Texto mostrado>
↓

El Alto Comisionado de las Naciones Unidas para los Refugiados contabilizó que, en el año 2019, accedieron a España un total de 32.513 personas a través de la mencionada Frontera-Sur. Mientras que, 26.168 lo hicieron por vía marítima, atravesando el Mediterráneo desde el norte del continente africano, fueron 6.345 quienes lo hicieron por vía terrestre por las ciudades de Ceuta y Melilla. Por su parte, un total de 740 personas perdieron la vida o desaparecieron. En contraposición a la objetividad de los datos expuestos, es necesario ser conscientes de que detrás de cada número matemático, hay una persona, un rostro y su respectiva historia.

Tal es así, que aún resuenan en mi cabeza las palabras de Asad, un joven yemení de diecisiete años al que atendí en la oficina del Servicio Jesuita a Migrantes en la ciudad de Melilla. Él había llegado sólo a la ciudad, ni sus padres, ni sus hermanos pequeños le acompañaban. Me contaba que había recorrido muchos países, y sus inherentes fronteras, hasta llegar a España; primero cruzó Egipto, luego Mauritania, después Mali y Argelia, y a continuación, Marruecos; un total de cinco países para alcanzar Melilla y su consiguiente posibilidad de solicitar la protección internacional. Asad me contó que tuvo que caminar largos días por el desierto y por la montaña; que, en todo este transcurso, pasó miedo. Me decía que tuvo que dormir en casas ajenas de personas que no le inspiraban confianza, y que los transportistas clandestinos, que cogían su dinero, le embaucaron y mintieron sin cumplir su palabra para llevarle al destino pactado. Asad, me confesó que, para poder cruzar la frontera de Marruecos con España y así, alcanzar la ansiada Melilla, no le quedó más remedio que esconderse en los bajos de un camión. Pero aquí no acababa la odisea, pues continuó confesándome que el centro de menores que lo acoge, es mucho peor de lo que imaginaba: compartiendo colchón con otro chico, hacinamiento… Sin embargo, después de todo, a él, lo que más le preocupa es su familia, que todavía se encuentra en Yemen, un país en guerra dónde la vida y la seguridad no son una garantía.

↑

Tu objetivo>
Transcribe del texto sobre la Frontera Sur el fragmento comprendido entre "El Alto Comisionado" y "su respectiva historia.", ambos incluidos. El material que aparece a continuación no hace falta para resolver nada.

Datos de detección de la estructura de documentos:

↓

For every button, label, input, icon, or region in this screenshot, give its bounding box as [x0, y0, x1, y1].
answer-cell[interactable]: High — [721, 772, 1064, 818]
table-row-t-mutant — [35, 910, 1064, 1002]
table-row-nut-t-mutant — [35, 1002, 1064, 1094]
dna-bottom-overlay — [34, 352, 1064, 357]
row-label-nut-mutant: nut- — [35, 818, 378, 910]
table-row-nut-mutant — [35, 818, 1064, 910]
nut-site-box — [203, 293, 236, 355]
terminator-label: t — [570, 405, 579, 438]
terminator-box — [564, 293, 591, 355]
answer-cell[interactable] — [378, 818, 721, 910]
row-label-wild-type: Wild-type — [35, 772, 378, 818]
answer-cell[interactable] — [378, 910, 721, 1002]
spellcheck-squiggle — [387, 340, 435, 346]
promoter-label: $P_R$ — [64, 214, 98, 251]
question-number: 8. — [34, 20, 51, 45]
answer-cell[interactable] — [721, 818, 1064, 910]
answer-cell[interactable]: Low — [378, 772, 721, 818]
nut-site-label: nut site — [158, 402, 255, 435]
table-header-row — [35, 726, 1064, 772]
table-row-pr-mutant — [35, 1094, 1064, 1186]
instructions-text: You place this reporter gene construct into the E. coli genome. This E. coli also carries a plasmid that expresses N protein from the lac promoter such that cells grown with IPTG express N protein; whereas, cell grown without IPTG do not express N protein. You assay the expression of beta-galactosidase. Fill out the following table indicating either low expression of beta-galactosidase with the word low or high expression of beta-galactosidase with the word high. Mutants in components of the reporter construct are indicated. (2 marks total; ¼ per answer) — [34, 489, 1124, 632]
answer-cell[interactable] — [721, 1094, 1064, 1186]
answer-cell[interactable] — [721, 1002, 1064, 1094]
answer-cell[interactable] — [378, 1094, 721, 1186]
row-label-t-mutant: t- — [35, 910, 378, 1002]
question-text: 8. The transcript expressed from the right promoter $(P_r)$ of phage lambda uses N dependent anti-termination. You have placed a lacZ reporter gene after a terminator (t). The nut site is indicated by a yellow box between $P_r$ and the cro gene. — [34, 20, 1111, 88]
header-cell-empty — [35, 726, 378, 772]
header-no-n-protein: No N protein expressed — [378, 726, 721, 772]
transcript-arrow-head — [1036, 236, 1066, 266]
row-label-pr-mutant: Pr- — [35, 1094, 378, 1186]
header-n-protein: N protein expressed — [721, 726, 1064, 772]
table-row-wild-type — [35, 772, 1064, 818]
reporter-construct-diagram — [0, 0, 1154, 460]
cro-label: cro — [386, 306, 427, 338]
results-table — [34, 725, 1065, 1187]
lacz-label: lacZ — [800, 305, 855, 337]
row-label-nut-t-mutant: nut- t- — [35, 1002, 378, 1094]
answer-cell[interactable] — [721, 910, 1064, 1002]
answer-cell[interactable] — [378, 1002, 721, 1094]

↑

Resultado del ejercicio>
El Alto Comisionado de las Naciones Unidas para los Refugiados contabilizó que, en el año 2019, accedieron a España un total de 32.513 personas a través de la mencionada Frontera-Sur. Mientras que, 26.168 lo hicieron por vía marítima, atravesando el Mediterráneo desde el norte del continente africano, fueron 6.345 quienes lo hicieron por vía terrestre por las ciudades de Ceuta y Melilla. Por su parte, un total de 740 personas perdieron la vida o desaparecieron. En contraposición a la objetividad de los datos expuestos, es necesario ser conscientes de que detrás de cada número matemático, hay una persona, un rostro y su respectiva historia.